### Task goal
Would you copy out the whole listing exactly as given?

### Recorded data
┌────────

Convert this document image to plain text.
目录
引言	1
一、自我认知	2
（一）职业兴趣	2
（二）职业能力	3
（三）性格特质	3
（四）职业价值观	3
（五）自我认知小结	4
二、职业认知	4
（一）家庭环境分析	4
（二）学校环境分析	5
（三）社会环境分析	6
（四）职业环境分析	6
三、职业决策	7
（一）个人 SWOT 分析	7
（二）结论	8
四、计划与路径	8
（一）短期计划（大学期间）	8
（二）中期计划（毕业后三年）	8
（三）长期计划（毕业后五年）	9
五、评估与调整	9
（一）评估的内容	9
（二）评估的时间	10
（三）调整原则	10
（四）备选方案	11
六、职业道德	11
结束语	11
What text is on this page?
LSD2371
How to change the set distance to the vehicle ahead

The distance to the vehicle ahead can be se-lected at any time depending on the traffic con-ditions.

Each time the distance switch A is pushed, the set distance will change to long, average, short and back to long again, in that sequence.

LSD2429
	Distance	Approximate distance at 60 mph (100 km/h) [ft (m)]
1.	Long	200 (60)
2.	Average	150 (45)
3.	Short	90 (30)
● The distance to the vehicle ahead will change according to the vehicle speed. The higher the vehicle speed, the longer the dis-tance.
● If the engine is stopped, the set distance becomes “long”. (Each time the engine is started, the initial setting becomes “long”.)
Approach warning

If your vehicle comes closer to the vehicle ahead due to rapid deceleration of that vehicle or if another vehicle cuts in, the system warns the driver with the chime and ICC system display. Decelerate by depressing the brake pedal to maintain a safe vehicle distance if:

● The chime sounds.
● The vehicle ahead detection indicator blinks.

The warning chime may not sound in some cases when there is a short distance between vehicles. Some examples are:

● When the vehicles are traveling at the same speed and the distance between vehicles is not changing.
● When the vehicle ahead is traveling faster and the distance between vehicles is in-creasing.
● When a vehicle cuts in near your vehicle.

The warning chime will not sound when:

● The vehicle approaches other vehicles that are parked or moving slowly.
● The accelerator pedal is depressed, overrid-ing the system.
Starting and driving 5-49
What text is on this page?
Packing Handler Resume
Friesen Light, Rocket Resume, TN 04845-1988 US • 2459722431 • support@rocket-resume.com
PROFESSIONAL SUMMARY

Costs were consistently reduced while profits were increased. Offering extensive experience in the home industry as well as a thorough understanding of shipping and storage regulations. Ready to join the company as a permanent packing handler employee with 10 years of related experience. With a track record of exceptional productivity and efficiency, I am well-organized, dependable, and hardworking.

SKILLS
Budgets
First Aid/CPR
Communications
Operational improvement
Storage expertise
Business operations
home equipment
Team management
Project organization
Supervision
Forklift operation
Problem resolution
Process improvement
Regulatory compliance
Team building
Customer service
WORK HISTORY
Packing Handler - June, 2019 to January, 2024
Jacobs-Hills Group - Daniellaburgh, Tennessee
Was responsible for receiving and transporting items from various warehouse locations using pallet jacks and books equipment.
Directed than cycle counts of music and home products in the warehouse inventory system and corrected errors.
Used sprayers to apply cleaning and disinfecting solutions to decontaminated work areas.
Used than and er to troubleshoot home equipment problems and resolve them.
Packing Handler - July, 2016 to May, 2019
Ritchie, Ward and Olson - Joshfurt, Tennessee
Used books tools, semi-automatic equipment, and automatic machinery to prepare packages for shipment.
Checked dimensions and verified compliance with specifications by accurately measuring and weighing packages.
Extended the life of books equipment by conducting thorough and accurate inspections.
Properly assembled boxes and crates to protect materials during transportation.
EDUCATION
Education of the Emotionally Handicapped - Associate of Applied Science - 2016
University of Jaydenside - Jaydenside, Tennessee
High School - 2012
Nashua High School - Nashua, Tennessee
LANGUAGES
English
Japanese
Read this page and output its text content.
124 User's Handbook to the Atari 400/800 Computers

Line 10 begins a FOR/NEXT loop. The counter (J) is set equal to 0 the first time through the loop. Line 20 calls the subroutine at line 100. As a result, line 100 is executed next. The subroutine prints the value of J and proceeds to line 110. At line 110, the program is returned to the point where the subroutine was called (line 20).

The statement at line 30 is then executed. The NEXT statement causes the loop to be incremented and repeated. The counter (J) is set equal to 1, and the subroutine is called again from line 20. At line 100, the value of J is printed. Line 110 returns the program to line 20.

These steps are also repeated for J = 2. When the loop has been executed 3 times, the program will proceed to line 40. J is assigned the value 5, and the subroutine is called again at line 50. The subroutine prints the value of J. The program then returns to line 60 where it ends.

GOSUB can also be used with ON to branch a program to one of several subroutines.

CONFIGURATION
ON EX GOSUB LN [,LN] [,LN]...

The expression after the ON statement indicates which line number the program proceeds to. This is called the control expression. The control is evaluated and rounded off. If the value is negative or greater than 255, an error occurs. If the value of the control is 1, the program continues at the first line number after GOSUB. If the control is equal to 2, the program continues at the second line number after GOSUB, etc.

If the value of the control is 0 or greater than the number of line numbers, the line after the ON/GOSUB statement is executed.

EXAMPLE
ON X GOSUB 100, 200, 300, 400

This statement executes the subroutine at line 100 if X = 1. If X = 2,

└────────

### Full response
Convert this document image to plain text.
目录
引言	1
一、自我认知	2
（一）职业兴趣	2
（二）职业能力	3
（三）性格特质	3
（四）职业价值观	3
（五）自我认知小结	4
二、职业认知	4
（一）家庭环境分析	4
（二）学校环境分析	5
（三）社会环境分析	6
（四）职业环境分析	6
三、职业决策	7
（一）个人 SWOT 分析	7
（二）结论	8
四、计划与路径	8
（一）短期计划（大学期间）	8
（二）中期计划（毕业后三年）	8
（三）长期计划（毕业后五年）	9
五、评估与调整	9
（一）评估的内容	9
（二）评估的时间	10
（三）调整原则	10
（四）备选方案	11
六、职业道德	11
结束语	11
What text is on this page?
LSD2371
How to change the set distance to the vehicle ahead

The distance to the vehicle ahead can be se-lected at any time depending on the traffic con-ditions.

Each time the distance switch A is pushed, the set distance will change to long, average, short and back to long again, in that sequence.

LSD2429
	Distance	Approximate distance at 60 mph (100 km/h) [ft (m)]
1.	Long	200 (60)
2.	Average	150 (45)
3.	Short	90 (30)
● The distance to the vehicle ahead will change according to the vehicle speed. The higher the vehicle speed, the longer the dis-tance.
● If the engine is stopped, the set distance becomes “long”. (Each time the engine is started, the initial setting becomes “long”.)
Approach warning

If your vehicle comes closer to the vehicle ahead due to rapid deceleration of that vehicle or if another vehicle cuts in, the system warns the driver with the chime and ICC system display. Decelerate by depressing the brake pedal to maintain a safe vehicle distance if:

● The chime sounds.
● The vehicle ahead detection indicator blinks.

The warning chime may not sound in some cases when there is a short distance between vehicles. Some examples are:

● When the vehicles are traveling at the same speed and the distance between vehicles is not changing.
● When the vehicle ahead is traveling faster and the distance between vehicles is in-creasing.
● When a vehicle cuts in near your vehicle.

The warning chime will not sound when:

● The vehicle approaches other vehicles that are parked or moving slowly.
● The accelerator pedal is depressed, overrid-ing the system.
Starting and driving 5-49
What text is on this page?
Packing Handler Resume
Friesen Light, Rocket Resume, TN 04845-1988 US • 2459722431 • support@rocket-resume.com
PROFESSIONAL SUMMARY

Costs were consistently reduced while profits were increased. Offering extensive experience in the home industry as well as a thorough understanding of shipping and storage regulations. Ready to join the company as a permanent packing handler employee with 10 years of related experience. With a track record of exceptional productivity and efficiency, I am well-organized, dependable, and hardworking.

SKILLS
Budgets
First Aid/CPR
Communications
Operational improvement
Storage expertise
Business operations
home equipment
Team management
Project organization
Supervision
Forklift operation
Problem resolution
Process improvement
Regulatory compliance
Team building
Customer service
WORK HISTORY
Packing Handler - June, 2019 to January, 2024
Jacobs-Hills Group - Daniellaburgh, Tennessee
Was responsible for receiving and transporting items from various warehouse locations using pallet jacks and books equipment.
Directed than cycle counts of music and home products in the warehouse inventory system and corrected errors.
Used sprayers to apply cleaning and disinfecting solutions to decontaminated work areas.
Used than and er to troubleshoot home equipment problems and resolve them.
Packing Handler - July, 2016 to May, 2019
Ritchie, Ward and Olson - Joshfurt, Tennessee
Used books tools, semi-automatic equipment, and automatic machinery to prepare packages for shipment.
Checked dimensions and verified compliance with specifications by accurately measuring and weighing packages.
Extended the life of books equipment by conducting thorough and accurate inspections.
Properly assembled boxes and crates to protect materials during transportation.
EDUCATION
Education of the Emotionally Handicapped - Associate of Applied Science - 2016
University of Jaydenside - Jaydenside, Tennessee
High School - 2012
Nashua High School - Nashua, Tennessee
LANGUAGES
English
Japanese
Read this page and output its text content.
124 User's Handbook to the Atari 400/800 Computers

Line 10 begins a FOR/NEXT loop. The counter (J) is set equal to 0 the first time through the loop. Line 20 calls the subroutine at line 100. As a result, line 100 is executed next. The subroutine prints the value of J and proceeds to line 110. At line 110, the program is returned to the point where the subroutine was called (line 20).

The statement at line 30 is then executed. The NEXT statement causes the loop to be incremented and repeated. The counter (J) is set equal to 1, and the subroutine is called again from line 20. At line 100, the value of J is printed. Line 110 returns the program to line 20.

These steps are also repeated for J = 2. When the loop has been executed 3 times, the program will proceed to line 40. J is assigned the value 5, and the subroutine is called again at line 50. The subroutine prints the value of J. The program then returns to line 60 where it ends.

GOSUB can also be used with ON to branch a program to one of several subroutines.

CONFIGURATION
ON EX GOSUB LN [,LN] [,LN]...

The expression after the ON statement indicates which line number the program proceeds to. This is called the control expression. The control is evaluated and rounded off. If the value is negative or greater than 255, an error occurs. If the value of the control is 1, the program continues at the first line number after GOSUB. If the control is equal to 2, the program continues at the second line number after GOSUB, etc.

If the value of the control is 0 or greater than the number of line numbers, the line after the ON/GOSUB statement is executed.

EXAMPLE
ON X GOSUB 100, 200, 300, 400

This statement executes the subroutine at line 100 if X = 1. If X = 2,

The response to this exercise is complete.